= STATED EXERCISE =
Find the word "Morgan" in the listing; pull out each line holding it.

= INPUT =
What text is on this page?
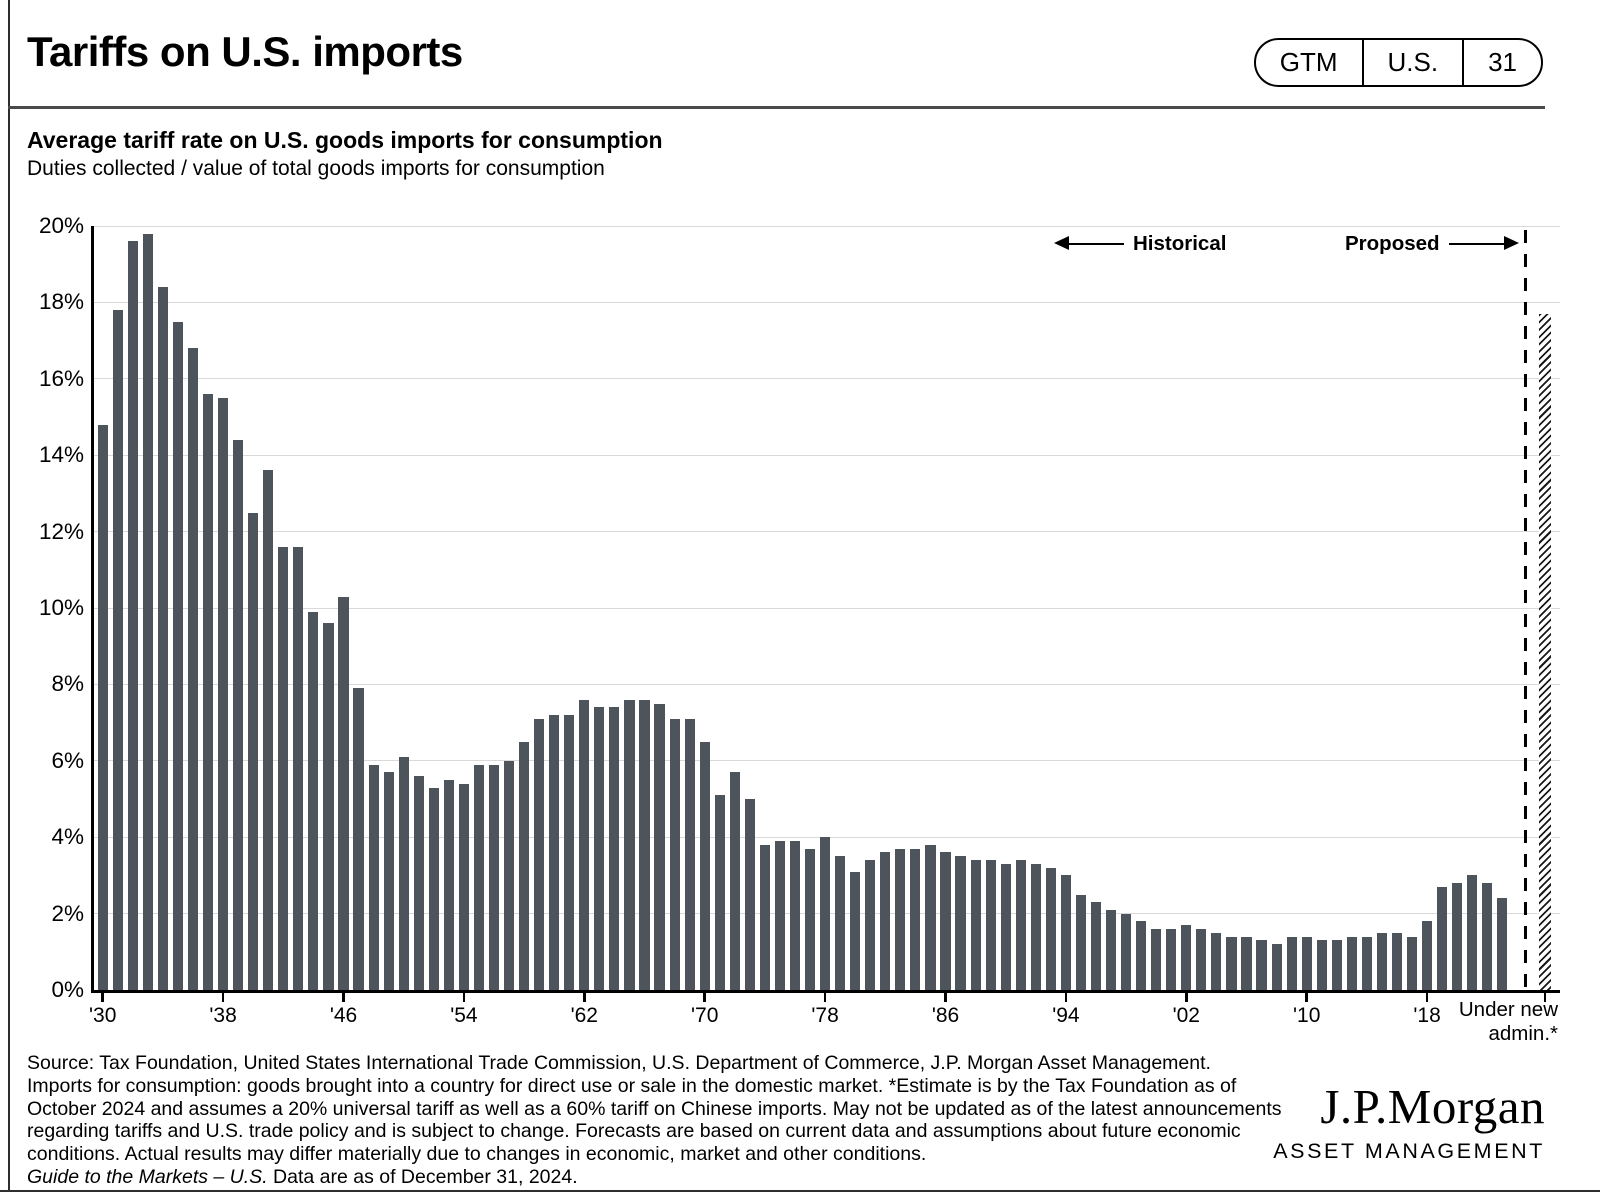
Tariffs on U.S. imports	GTM	U.S.	31
Average tariff rate on U.S. goods imports for consumption
Duties collected / value of total goods imports for consumption
0%
2%
4%
6%
8%
10%
12%
14%
16%
18%
20%
Historical	Proposed
'30	'38	'46	'54	'62	'70	'78	'86	'94	'02	'10	'18 Under new
admin.*
Source: Tax Foundation, United States International Trade Commission, U.S. Department of Commerce, J.P. Morgan Asset Management.
Imports for consumption: goods brought into a country for direct use or sale in the domestic market. *Estimate is by the Tax Foundation as of
October 2024 and assumes a 20% universal tariff as well as a 60% tariff on Chinese imports. May not be updated as of the latest announcements
regarding tariffs and U.S. trade policy and is subject to change. Forecasts are based on current data and assumptions about future economic
conditions. Actual results may differ materially due to changes in economic, market and other conditions.
Guide to the Markets – U.S. Data are as of December 31, 2024.
J.P.Morgan
ASSET MANAGEMENT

= ANSWER TO THE TASK =
Source: Tax Foundation, United States International Trade Commission, U.S. Department of Commerce, J.P. Morgan Asset Management.
J.P.Morgan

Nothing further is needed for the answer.